Objective: Lines holding the string "current" are the ones to copy from this listing.

++++++++

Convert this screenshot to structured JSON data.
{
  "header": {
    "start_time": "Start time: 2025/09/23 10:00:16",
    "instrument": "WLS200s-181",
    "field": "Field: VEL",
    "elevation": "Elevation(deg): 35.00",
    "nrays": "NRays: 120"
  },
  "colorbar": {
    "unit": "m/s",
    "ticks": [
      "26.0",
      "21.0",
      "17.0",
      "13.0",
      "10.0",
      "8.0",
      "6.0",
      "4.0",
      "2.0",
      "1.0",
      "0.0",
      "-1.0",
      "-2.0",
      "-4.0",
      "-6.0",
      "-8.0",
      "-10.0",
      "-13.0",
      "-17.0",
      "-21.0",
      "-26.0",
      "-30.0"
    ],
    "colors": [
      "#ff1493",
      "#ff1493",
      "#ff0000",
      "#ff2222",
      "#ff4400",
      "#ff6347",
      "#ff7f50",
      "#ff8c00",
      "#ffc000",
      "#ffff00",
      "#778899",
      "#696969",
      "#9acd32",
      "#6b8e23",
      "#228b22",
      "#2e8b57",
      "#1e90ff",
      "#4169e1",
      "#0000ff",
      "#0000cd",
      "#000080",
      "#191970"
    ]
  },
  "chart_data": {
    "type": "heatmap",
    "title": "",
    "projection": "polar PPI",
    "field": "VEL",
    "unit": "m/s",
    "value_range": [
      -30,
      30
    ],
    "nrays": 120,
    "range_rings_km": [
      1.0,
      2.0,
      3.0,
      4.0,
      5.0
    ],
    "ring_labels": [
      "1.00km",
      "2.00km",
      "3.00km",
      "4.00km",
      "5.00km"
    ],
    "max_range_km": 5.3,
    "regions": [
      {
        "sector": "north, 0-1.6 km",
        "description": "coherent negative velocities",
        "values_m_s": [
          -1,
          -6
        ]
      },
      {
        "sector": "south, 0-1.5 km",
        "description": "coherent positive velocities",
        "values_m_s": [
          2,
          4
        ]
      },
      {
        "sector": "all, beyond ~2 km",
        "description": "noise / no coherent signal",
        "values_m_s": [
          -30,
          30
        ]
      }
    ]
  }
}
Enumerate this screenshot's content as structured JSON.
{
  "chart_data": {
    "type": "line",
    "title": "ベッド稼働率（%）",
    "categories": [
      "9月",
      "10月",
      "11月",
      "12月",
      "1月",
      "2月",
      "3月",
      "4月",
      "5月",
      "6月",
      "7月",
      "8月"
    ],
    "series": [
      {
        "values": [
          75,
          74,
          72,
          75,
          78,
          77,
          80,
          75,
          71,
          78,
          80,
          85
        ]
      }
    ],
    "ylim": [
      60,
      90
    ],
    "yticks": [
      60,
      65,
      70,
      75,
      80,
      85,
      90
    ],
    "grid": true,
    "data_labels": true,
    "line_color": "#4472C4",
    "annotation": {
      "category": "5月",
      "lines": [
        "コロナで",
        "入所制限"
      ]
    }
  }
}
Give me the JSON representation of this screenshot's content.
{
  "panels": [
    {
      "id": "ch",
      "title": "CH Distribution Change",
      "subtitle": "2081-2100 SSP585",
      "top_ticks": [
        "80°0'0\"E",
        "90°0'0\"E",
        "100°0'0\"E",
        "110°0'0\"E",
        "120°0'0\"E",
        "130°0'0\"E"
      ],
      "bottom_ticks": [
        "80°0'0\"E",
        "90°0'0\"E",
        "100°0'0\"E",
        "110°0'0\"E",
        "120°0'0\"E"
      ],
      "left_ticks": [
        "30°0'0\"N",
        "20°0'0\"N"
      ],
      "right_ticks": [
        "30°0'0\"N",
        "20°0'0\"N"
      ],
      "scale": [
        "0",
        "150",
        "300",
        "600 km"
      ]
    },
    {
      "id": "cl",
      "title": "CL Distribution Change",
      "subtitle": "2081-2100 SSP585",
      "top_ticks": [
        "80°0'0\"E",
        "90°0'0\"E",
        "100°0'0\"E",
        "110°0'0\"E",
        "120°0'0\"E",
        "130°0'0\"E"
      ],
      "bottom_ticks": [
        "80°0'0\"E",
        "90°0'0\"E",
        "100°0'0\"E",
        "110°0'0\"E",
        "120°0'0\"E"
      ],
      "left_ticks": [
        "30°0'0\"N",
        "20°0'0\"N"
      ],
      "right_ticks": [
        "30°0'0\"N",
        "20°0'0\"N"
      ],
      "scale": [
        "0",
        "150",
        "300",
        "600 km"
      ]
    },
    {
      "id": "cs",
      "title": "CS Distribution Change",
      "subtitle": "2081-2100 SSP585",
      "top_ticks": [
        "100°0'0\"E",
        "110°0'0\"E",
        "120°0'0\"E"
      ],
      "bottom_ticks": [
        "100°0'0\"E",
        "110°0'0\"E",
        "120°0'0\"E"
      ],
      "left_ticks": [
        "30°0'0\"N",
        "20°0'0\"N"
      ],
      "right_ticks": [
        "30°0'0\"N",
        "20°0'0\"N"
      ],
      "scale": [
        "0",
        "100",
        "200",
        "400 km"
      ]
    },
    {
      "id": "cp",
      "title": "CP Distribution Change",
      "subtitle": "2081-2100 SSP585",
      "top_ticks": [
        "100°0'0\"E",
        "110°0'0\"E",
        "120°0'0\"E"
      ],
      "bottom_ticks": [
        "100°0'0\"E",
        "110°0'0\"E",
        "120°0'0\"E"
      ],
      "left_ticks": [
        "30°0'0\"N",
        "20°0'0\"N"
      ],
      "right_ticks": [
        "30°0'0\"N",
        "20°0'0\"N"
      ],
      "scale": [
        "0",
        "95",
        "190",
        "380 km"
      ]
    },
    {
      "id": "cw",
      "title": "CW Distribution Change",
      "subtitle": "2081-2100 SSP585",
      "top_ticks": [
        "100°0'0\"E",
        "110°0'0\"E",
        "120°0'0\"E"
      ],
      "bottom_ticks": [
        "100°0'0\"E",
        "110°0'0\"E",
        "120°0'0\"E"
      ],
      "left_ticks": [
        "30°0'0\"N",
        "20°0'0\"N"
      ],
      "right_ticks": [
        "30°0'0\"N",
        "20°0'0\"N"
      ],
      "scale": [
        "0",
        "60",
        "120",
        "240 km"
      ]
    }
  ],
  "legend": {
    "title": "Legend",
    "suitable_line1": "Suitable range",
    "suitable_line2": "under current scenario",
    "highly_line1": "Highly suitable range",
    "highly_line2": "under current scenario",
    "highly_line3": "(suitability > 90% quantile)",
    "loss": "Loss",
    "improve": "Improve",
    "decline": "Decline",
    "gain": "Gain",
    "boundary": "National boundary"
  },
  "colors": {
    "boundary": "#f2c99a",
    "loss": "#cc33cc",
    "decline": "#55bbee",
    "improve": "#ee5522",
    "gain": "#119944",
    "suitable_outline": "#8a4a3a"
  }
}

++++++++

Result of the task:
    "suitable_line2": "under current scenario",
    "highly_line2": "under current scenario",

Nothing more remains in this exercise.